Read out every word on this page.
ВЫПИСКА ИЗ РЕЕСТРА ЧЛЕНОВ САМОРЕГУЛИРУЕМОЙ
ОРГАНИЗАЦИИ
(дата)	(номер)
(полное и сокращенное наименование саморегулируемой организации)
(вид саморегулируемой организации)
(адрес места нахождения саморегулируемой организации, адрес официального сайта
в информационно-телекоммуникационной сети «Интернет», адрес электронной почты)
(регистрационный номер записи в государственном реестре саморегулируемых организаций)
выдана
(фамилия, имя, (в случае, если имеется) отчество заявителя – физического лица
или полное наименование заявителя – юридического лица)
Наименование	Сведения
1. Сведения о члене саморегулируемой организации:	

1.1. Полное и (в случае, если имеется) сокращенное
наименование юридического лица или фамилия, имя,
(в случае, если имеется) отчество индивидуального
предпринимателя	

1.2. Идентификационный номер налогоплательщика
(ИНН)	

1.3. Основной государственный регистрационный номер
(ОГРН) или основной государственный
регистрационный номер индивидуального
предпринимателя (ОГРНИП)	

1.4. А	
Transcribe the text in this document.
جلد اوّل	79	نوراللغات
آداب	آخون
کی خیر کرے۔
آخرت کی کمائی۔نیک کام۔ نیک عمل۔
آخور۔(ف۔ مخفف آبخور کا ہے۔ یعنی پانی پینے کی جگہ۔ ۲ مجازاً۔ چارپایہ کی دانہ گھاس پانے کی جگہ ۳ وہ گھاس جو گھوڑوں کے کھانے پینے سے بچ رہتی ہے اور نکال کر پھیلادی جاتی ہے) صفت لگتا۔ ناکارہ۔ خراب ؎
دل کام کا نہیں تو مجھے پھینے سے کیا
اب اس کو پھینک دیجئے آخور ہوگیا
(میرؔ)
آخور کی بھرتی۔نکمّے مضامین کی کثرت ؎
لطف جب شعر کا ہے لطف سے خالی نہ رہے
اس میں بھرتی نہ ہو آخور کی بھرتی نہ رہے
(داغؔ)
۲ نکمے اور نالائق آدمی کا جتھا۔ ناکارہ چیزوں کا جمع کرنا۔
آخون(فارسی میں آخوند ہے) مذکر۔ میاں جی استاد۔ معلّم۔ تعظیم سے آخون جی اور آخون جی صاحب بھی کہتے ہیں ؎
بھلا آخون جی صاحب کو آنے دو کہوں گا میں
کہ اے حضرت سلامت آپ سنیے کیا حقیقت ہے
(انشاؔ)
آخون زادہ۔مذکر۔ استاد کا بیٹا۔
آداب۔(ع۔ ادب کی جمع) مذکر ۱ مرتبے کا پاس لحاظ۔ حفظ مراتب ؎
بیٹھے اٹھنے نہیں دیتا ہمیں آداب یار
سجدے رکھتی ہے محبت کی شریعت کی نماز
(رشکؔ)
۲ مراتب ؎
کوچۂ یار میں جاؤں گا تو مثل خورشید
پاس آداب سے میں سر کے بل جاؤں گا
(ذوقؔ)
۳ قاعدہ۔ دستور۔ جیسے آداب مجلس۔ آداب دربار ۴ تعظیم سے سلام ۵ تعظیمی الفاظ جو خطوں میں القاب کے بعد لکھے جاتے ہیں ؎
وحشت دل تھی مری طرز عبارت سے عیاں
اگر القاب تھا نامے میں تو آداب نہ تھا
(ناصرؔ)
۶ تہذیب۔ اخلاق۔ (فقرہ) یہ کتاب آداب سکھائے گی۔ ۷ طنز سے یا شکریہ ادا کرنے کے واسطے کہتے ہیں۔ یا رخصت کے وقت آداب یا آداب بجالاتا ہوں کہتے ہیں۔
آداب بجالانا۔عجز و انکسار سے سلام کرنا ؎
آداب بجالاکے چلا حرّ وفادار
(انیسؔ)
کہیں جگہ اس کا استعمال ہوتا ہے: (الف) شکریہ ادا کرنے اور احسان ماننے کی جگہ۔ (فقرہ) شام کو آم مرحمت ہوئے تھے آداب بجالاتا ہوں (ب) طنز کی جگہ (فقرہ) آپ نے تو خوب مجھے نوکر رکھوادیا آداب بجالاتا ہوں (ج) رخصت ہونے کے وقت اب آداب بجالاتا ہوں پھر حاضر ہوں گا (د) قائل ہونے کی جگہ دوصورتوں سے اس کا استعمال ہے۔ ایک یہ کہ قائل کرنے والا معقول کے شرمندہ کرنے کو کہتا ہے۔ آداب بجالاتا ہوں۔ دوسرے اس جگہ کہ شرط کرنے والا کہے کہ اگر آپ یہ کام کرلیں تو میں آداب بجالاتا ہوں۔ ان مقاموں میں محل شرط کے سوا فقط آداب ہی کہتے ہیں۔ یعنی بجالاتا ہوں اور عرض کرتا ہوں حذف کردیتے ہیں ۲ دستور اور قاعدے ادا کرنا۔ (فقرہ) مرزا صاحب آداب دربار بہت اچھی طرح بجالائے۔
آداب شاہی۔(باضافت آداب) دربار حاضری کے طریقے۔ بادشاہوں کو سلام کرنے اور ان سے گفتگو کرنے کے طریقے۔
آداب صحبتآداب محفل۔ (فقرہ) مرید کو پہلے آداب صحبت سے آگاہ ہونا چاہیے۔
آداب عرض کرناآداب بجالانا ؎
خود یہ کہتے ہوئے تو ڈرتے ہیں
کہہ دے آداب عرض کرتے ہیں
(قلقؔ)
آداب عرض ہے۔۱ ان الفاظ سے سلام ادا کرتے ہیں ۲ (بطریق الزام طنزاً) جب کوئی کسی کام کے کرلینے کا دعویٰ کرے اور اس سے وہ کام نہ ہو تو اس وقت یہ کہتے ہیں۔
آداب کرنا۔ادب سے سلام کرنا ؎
※
- **SET TASK**:
All entries must be repeated verbatim.

- **WRITTEN RESPONSE**:
Read out every word on this page.
ВЫПИСКА ИЗ РЕЕСТРА ЧЛЕНОВ САМОРЕГУЛИРУЕМОЙ
ОРГАНИЗАЦИИ
(дата)	(номер)
(полное и сокращенное наименование саморегулируемой организации)
(вид саморегулируемой организации)
(адрес места нахождения саморегулируемой организации, адрес официального сайта
в информационно-телекоммуникационной сети «Интернет», адрес электронной почты)
(регистрационный номер записи в государственном реестре саморегулируемых организаций)
выдана
(фамилия, имя, (в случае, если имеется) отчество заявителя – физического лица
или полное наименование заявителя – юридического лица)
Наименование	Сведения
1. Сведения о члене саморегулируемой организации:	

1.1. Полное и (в случае, если имеется) сокращенное
наименование юридического лица или фамилия, имя,
(в случае, если имеется) отчество индивидуального
предпринимателя	

1.2. Идентификационный номер налогоплательщика
(ИНН)	

1.3. Основной государственный регистрационный номер
(ОГРН) или основной государственный
регистрационный номер индивидуального
предпринимателя (ОГРНИП)	

1.4. А	
Transcribe the text in this document.
جلد اوّل	79	نوراللغات
آداب	آخون
کی خیر کرے۔
آخرت کی کمائی۔نیک کام۔ نیک عمل۔
آخور۔(ف۔ مخفف آبخور کا ہے۔ یعنی پانی پینے کی جگہ۔ ۲ مجازاً۔ چارپایہ کی دانہ گھاس پانے کی جگہ ۳ وہ گھاس جو گھوڑوں کے کھانے پینے سے بچ رہتی ہے اور نکال کر پھیلادی جاتی ہے) صفت لگتا۔ ناکارہ۔ خراب ؎
دل کام کا نہیں تو مجھے پھینے سے کیا
اب اس کو پھینک دیجئے آخور ہوگیا
(میرؔ)
آخور کی بھرتی۔نکمّے مضامین کی کثرت ؎
لطف جب شعر کا ہے لطف سے خالی نہ رہے
اس میں بھرتی نہ ہو آخور کی بھرتی نہ رہے
(داغؔ)
۲ نکمے اور نالائق آدمی کا جتھا۔ ناکارہ چیزوں کا جمع کرنا۔
آخون(فارسی میں آخوند ہے) مذکر۔ میاں جی استاد۔ معلّم۔ تعظیم سے آخون جی اور آخون جی صاحب بھی کہتے ہیں ؎
بھلا آخون جی صاحب کو آنے دو کہوں گا میں
کہ اے حضرت سلامت آپ سنیے کیا حقیقت ہے
(انشاؔ)
آخون زادہ۔مذکر۔ استاد کا بیٹا۔
آداب۔(ع۔ ادب کی جمع) مذکر ۱ مرتبے کا پاس لحاظ۔ حفظ مراتب ؎
بیٹھے اٹھنے نہیں دیتا ہمیں آداب یار
سجدے رکھتی ہے محبت کی شریعت کی نماز
(رشکؔ)
۲ مراتب ؎
کوچۂ یار میں جاؤں گا تو مثل خورشید
پاس آداب سے میں سر کے بل جاؤں گا
(ذوقؔ)
۳ قاعدہ۔ دستور۔ جیسے آداب مجلس۔ آداب دربار ۴ تعظیم سے سلام ۵ تعظیمی الفاظ جو خطوں میں القاب کے بعد لکھے جاتے ہیں ؎
وحشت دل تھی مری طرز عبارت سے عیاں
اگر القاب تھا نامے میں تو آداب نہ تھا
(ناصرؔ)
۶ تہذیب۔ اخلاق۔ (فقرہ) یہ کتاب آداب سکھائے گی۔ ۷ طنز سے یا شکریہ ادا کرنے کے واسطے کہتے ہیں۔ یا رخصت کے وقت آداب یا آداب بجالاتا ہوں کہتے ہیں۔
آداب بجالانا۔عجز و انکسار سے سلام کرنا ؎
آداب بجالاکے چلا حرّ وفادار
(انیسؔ)
کہیں جگہ اس کا استعمال ہوتا ہے: (الف) شکریہ ادا کرنے اور احسان ماننے کی جگہ۔ (فقرہ) شام کو آم مرحمت ہوئے تھے آداب بجالاتا ہوں (ب) طنز کی جگہ (فقرہ) آپ نے تو خوب مجھے نوکر رکھوادیا آداب بجالاتا ہوں (ج) رخصت ہونے کے وقت اب آداب بجالاتا ہوں پھر حاضر ہوں گا (د) قائل ہونے کی جگہ دوصورتوں سے اس کا استعمال ہے۔ ایک یہ کہ قائل کرنے والا معقول کے شرمندہ کرنے کو کہتا ہے۔ آداب بجالاتا ہوں۔ دوسرے اس جگہ کہ شرط کرنے والا کہے کہ اگر آپ یہ کام کرلیں تو میں آداب بجالاتا ہوں۔ ان مقاموں میں محل شرط کے سوا فقط آداب ہی کہتے ہیں۔ یعنی بجالاتا ہوں اور عرض کرتا ہوں حذف کردیتے ہیں ۲ دستور اور قاعدے ادا کرنا۔ (فقرہ) مرزا صاحب آداب دربار بہت اچھی طرح بجالائے۔
آداب شاہی۔(باضافت آداب) دربار حاضری کے طریقے۔ بادشاہوں کو سلام کرنے اور ان سے گفتگو کرنے کے طریقے۔
آداب صحبتآداب محفل۔ (فقرہ) مرید کو پہلے آداب صحبت سے آگاہ ہونا چاہیے۔
آداب عرض کرناآداب بجالانا ؎
خود یہ کہتے ہوئے تو ڈرتے ہیں
کہہ دے آداب عرض کرتے ہیں
(قلقؔ)
آداب عرض ہے۔۱ ان الفاظ سے سلام ادا کرتے ہیں ۲ (بطریق الزام طنزاً) جب کوئی کسی کام کے کرلینے کا دعویٰ کرے اور اس سے وہ کام نہ ہو تو اس وقت یہ کہتے ہیں۔
آداب کرنا۔ادب سے سلام کرنا ؎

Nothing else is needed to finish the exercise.